Find each line with the word "Seller" and copy it.

--------------------

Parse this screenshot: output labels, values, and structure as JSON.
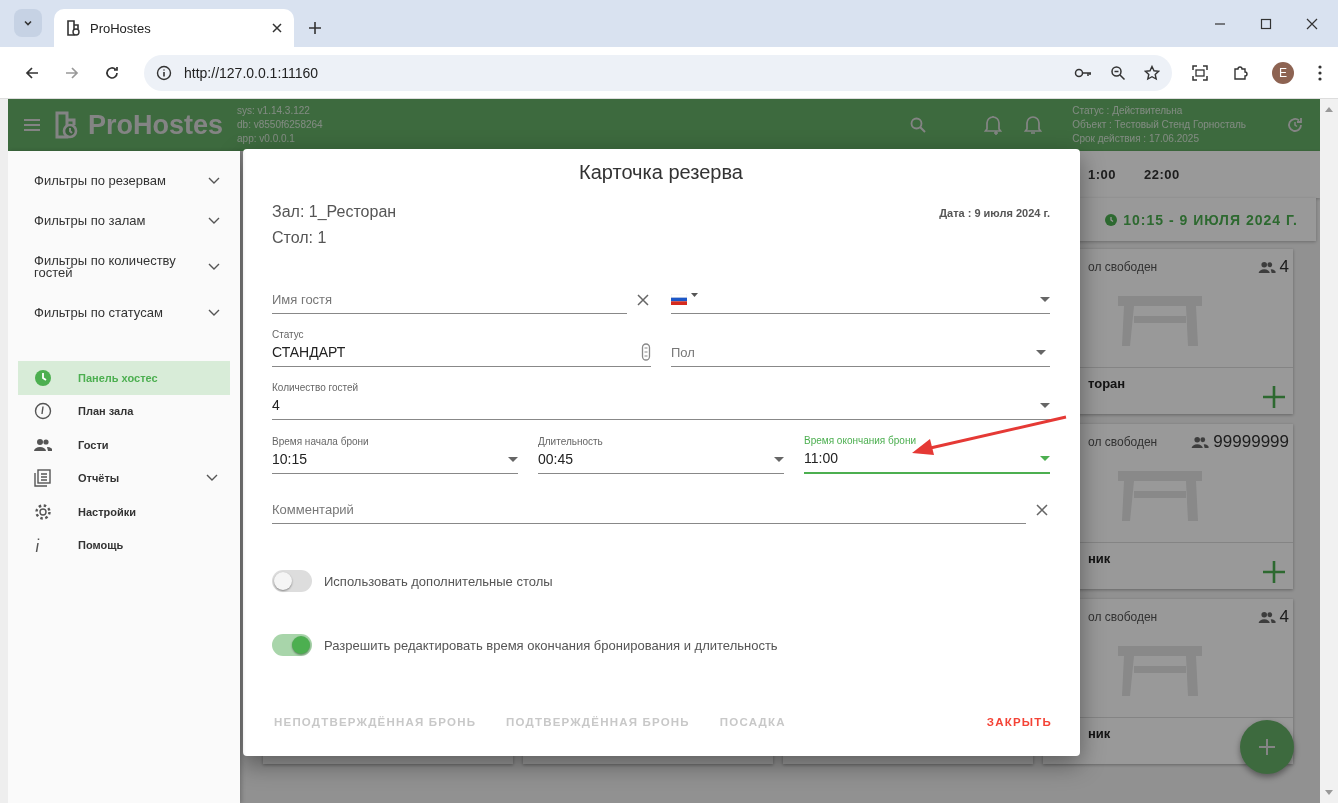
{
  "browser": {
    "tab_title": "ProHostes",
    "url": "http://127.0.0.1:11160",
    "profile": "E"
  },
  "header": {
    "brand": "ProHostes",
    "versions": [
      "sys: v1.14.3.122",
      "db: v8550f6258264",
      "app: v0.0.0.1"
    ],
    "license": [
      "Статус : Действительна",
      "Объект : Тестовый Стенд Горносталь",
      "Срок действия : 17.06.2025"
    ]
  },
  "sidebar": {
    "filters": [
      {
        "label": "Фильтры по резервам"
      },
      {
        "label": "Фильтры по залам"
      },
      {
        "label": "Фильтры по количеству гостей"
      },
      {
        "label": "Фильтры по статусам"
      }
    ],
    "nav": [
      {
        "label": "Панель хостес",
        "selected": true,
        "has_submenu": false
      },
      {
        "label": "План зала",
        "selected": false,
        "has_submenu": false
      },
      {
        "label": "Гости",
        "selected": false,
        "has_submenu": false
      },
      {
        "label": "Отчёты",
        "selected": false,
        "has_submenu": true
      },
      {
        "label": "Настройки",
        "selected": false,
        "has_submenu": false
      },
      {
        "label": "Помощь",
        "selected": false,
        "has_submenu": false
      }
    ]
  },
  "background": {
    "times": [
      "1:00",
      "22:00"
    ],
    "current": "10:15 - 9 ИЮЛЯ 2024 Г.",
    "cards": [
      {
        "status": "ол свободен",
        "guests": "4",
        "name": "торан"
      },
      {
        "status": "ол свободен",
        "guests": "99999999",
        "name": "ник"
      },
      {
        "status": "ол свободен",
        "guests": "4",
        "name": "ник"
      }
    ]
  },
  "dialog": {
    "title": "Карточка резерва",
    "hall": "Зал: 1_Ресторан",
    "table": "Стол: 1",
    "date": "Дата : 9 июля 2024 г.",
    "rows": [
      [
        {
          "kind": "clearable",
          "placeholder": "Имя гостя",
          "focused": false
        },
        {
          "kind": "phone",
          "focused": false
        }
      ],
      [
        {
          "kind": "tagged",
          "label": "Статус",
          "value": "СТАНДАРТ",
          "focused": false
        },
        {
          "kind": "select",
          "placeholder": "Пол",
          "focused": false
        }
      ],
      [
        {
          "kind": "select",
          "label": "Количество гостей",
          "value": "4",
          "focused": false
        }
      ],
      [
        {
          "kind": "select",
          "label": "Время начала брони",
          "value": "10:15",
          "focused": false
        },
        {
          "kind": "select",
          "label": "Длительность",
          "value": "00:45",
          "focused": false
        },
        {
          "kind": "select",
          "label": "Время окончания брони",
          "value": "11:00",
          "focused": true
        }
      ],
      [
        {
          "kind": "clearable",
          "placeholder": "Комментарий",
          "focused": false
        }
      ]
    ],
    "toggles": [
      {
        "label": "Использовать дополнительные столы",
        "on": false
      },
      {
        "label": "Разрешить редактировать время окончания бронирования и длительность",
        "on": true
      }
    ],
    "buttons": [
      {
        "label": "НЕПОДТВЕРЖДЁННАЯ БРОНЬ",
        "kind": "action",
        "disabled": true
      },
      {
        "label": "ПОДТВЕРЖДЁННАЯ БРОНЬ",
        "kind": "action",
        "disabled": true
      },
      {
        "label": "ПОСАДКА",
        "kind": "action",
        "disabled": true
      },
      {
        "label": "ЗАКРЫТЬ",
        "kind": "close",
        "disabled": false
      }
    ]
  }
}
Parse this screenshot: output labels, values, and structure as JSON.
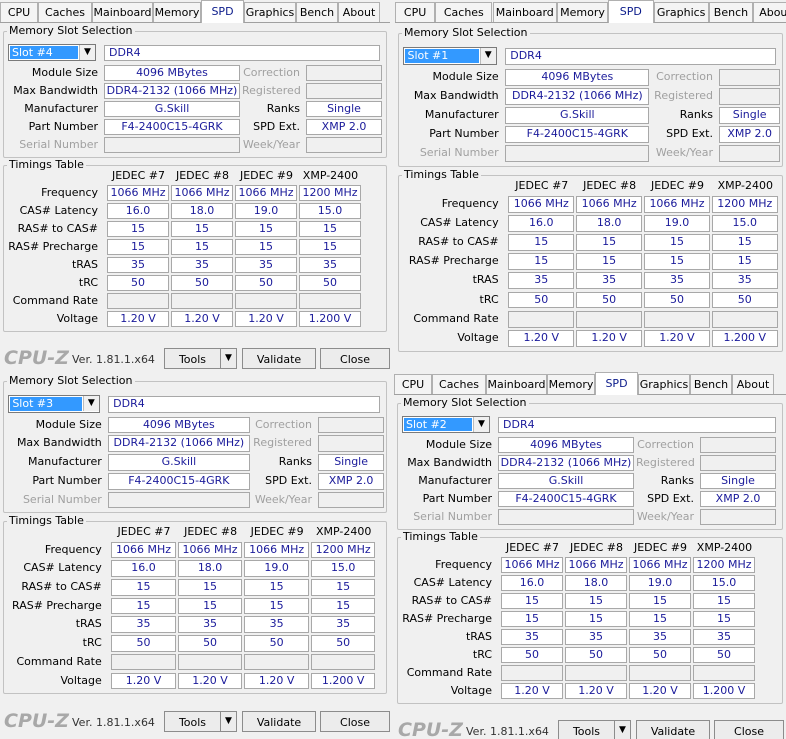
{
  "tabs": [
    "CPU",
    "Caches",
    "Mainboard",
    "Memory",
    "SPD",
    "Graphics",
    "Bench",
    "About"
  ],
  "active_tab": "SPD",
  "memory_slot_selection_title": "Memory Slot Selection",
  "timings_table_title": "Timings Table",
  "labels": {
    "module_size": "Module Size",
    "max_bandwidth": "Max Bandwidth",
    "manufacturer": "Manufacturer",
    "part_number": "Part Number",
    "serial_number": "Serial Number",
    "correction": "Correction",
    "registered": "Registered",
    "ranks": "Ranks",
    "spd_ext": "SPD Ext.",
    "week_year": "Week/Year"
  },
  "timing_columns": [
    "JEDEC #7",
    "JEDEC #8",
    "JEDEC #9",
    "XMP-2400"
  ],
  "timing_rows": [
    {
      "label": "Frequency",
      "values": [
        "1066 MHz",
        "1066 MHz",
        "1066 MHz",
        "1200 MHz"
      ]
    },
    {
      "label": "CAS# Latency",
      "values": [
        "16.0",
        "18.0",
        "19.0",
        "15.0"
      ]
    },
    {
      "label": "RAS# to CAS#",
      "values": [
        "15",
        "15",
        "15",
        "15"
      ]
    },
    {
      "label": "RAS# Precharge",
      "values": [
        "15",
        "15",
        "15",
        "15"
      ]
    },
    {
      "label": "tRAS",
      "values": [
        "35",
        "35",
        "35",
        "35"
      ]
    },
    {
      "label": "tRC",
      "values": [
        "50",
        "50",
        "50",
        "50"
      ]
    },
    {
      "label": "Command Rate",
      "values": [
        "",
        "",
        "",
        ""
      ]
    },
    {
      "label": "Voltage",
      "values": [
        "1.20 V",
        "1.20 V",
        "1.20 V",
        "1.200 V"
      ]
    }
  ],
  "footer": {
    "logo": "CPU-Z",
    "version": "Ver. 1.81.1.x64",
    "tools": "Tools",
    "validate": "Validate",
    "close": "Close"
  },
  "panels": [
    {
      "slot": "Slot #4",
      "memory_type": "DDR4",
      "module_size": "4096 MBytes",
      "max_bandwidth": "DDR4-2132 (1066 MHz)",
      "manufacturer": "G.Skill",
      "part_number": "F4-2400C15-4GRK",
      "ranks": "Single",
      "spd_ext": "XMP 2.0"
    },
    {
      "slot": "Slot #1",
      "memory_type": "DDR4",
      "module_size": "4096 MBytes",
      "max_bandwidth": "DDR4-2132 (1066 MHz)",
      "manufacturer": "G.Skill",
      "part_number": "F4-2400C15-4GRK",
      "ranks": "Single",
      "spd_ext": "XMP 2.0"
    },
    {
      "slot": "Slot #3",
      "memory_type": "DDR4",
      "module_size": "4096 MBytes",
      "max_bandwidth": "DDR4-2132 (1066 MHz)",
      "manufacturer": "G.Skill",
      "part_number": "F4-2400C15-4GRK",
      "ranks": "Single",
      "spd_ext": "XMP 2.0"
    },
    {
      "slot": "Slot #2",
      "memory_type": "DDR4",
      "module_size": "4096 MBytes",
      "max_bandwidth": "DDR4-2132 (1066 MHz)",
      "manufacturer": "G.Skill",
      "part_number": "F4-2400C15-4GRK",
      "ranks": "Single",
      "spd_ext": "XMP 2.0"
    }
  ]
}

--------------------

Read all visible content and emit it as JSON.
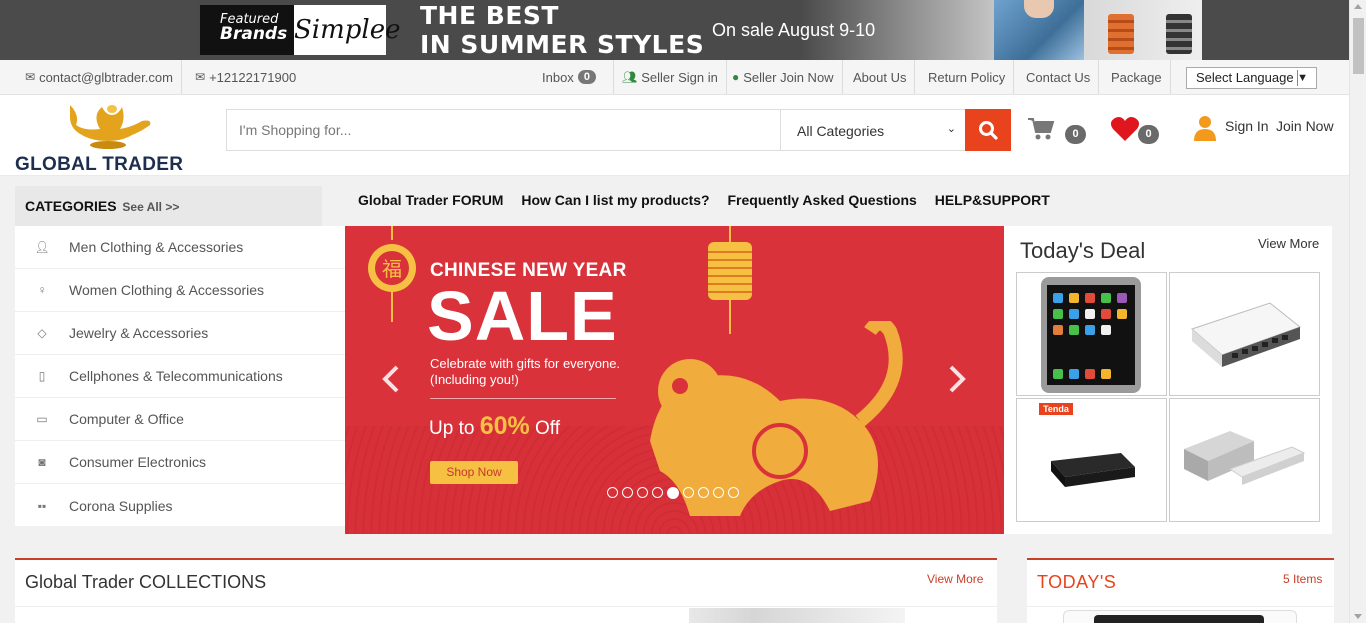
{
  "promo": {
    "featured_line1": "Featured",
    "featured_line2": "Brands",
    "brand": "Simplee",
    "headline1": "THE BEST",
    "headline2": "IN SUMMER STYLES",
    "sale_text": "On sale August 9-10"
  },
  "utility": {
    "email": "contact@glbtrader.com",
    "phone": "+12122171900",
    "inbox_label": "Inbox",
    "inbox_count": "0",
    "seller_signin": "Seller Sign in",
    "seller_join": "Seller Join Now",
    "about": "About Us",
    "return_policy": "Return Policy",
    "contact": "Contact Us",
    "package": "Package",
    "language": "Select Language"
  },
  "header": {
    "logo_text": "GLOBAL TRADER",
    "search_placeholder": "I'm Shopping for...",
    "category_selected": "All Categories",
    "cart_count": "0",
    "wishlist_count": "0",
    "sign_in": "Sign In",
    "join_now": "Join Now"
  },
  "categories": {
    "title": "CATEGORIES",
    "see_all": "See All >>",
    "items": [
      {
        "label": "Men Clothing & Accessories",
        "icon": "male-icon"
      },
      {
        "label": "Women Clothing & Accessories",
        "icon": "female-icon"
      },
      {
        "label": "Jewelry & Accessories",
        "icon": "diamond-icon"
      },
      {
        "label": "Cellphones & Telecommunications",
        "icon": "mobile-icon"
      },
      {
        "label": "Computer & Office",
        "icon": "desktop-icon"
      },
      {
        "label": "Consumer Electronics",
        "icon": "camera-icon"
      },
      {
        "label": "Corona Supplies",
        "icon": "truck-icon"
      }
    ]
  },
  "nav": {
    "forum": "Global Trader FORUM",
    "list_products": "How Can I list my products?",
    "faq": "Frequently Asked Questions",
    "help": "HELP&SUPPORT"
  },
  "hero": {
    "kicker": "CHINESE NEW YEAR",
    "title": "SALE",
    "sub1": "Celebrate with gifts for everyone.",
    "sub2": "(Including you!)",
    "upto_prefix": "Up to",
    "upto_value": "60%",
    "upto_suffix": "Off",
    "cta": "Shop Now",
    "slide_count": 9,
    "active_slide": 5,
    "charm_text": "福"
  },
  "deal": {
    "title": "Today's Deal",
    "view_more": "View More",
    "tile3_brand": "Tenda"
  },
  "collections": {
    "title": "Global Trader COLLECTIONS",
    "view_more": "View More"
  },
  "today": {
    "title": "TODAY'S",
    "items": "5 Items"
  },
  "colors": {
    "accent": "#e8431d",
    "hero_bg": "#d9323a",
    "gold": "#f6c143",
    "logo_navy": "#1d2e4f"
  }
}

--------------------

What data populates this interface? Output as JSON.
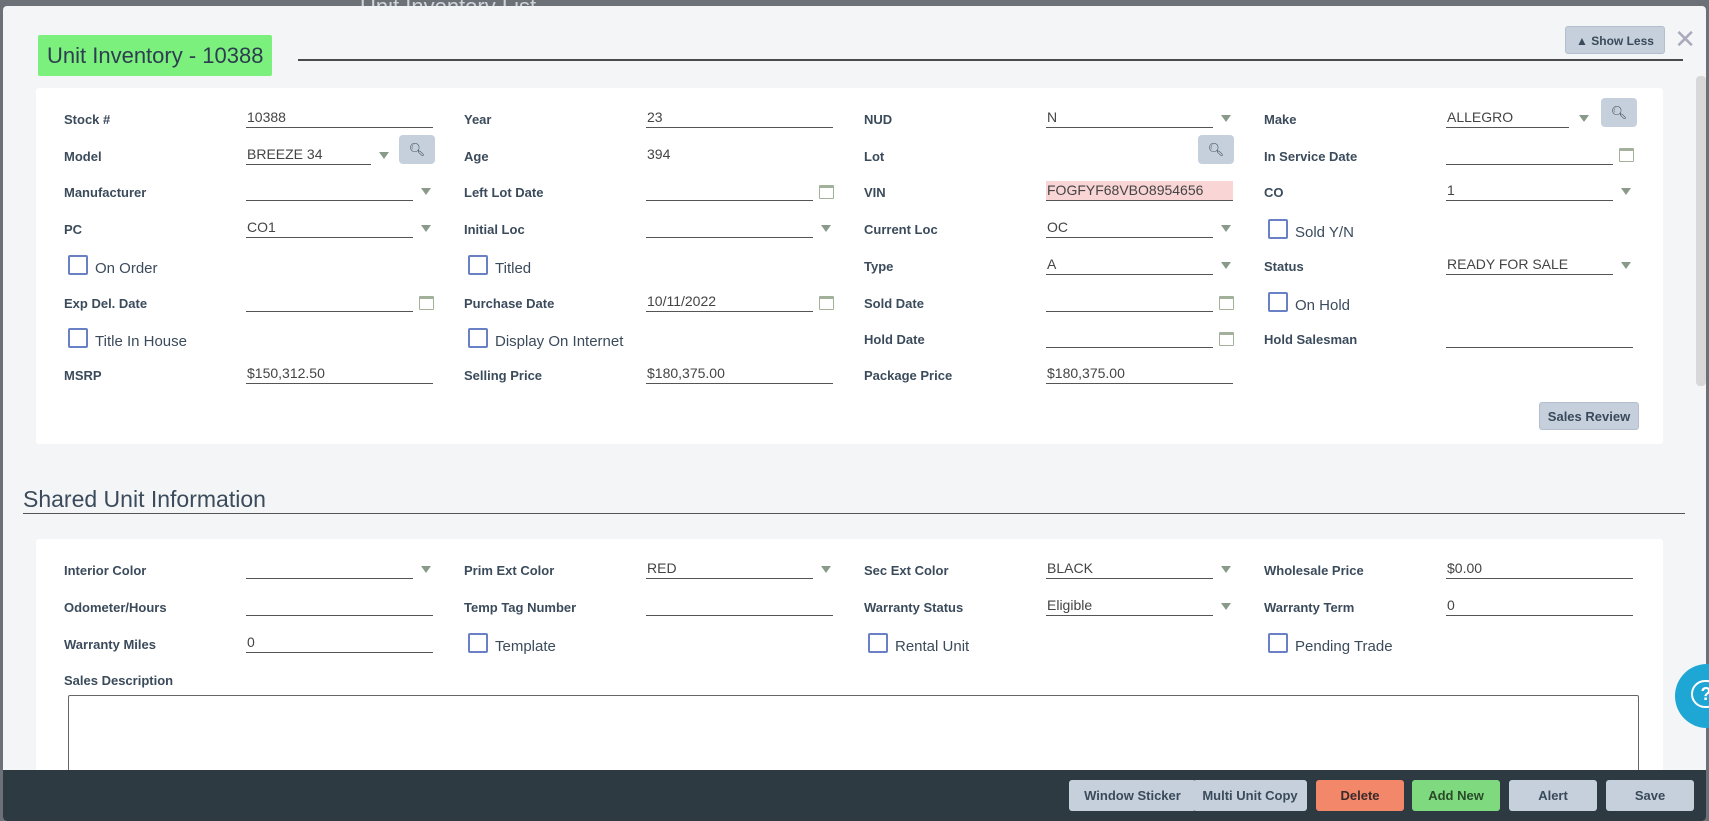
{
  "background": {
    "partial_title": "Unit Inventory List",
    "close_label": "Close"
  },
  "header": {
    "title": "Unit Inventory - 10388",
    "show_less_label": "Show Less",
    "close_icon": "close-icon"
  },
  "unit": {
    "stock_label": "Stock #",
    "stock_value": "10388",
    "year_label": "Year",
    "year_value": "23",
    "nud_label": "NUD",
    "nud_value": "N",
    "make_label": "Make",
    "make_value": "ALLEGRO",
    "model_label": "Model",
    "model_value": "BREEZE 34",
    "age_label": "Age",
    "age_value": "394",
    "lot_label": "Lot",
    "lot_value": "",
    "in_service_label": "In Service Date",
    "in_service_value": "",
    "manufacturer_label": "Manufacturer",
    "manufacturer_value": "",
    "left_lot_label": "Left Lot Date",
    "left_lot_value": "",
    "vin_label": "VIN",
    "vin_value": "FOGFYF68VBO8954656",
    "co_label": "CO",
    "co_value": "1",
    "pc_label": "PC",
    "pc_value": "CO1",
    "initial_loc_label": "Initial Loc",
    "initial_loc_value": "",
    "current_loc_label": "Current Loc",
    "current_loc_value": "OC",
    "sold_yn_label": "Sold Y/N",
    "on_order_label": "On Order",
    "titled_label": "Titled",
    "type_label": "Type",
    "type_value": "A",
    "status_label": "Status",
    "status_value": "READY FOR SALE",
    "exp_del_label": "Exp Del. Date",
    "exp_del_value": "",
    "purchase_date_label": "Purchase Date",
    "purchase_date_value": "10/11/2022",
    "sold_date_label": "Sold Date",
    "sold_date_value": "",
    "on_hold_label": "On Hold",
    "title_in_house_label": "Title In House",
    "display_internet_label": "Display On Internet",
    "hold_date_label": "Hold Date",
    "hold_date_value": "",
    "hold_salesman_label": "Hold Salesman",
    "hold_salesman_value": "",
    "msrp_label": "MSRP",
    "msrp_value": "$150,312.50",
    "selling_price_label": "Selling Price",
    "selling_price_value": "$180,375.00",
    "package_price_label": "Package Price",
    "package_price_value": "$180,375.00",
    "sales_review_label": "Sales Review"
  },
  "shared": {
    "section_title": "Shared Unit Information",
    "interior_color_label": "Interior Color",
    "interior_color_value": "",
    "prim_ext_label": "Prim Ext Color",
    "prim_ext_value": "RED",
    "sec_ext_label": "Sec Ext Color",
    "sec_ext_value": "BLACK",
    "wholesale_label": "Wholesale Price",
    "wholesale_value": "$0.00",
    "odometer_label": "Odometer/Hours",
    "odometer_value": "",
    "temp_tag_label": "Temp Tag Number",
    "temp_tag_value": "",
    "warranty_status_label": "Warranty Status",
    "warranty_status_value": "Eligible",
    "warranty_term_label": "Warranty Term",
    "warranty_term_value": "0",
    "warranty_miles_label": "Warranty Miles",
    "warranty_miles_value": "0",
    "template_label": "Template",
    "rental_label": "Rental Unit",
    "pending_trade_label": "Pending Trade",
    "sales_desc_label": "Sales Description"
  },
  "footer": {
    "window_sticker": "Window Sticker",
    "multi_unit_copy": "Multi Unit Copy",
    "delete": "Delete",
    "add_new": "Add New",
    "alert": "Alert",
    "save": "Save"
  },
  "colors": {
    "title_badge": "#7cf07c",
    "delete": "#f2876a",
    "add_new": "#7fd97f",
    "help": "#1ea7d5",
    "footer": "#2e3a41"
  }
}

--------------------

### Problem solution
    "seller_signin": "Seller Sign in",
    "seller_join": "Seller Join Now",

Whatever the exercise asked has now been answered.